Go through the records underneath and write each one out again exactly.

Start of Supplied records

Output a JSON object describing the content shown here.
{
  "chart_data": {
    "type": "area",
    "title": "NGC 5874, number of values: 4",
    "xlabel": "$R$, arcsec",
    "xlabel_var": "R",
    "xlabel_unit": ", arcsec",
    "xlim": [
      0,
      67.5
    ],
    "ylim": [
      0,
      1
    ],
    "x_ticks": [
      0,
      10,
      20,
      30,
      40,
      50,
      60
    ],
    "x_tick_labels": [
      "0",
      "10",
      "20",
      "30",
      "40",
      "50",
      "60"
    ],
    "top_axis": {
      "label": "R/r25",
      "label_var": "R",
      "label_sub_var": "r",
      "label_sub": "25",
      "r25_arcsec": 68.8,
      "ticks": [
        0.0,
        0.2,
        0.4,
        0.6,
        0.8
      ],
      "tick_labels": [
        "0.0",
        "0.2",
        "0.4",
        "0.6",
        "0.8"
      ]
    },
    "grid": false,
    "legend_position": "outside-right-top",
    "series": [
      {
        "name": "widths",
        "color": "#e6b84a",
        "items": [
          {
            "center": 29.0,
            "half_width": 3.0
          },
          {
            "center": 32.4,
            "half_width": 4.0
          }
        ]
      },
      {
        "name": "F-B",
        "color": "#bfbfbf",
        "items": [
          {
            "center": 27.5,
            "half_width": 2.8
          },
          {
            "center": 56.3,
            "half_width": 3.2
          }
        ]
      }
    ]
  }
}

End of Supplied records

> Output of the task
Output a JSON object describing the content shown here.
{
  "chart_data": {
    "type": "area",
    "title": "NGC 5874, number of values: 4",
    "xlabel": "$R$, arcsec",
    "xlabel_var": "R",
    "xlabel_unit": ", arcsec",
    "xlim": [
      0,
      67.5
    ],
    "ylim": [
      0,
      1
    ],
    "x_ticks": [
      0,
      10,
      20,
      30,
      40,
      50,
      60
    ],
    "x_tick_labels": [
      "0",
      "10",
      "20",
      "30",
      "40",
      "50",
      "60"
    ],
    "top_axis": {
      "label": "R/r25",
      "label_var": "R",
      "label_sub_var": "r",
      "label_sub": "25",
      "r25_arcsec": 68.8,
      "ticks": [
        0.0,
        0.2,
        0.4,
        0.6,
        0.8
      ],
      "tick_labels": [
        "0.0",
        "0.2",
        "0.4",
        "0.6",
        "0.8"
      ]
    },
    "grid": false,
    "legend_position": "outside-right-top",
    "series": [
      {
        "name": "widths",
        "color": "#e6b84a",
        "items": [
          {
            "center": 29.0,
            "half_width": 3.0
          },
          {
            "center": 32.4,
            "half_width": 4.0
          }
        ]
      },
      {
        "name": "F-B",
        "color": "#bfbfbf",
        "items": [
          {
            "center": 27.5,
            "half_width": 2.8
          },
          {
            "center": 56.3,
            "half_width": 3.2
          }
        ]
      }
    ]
  }
}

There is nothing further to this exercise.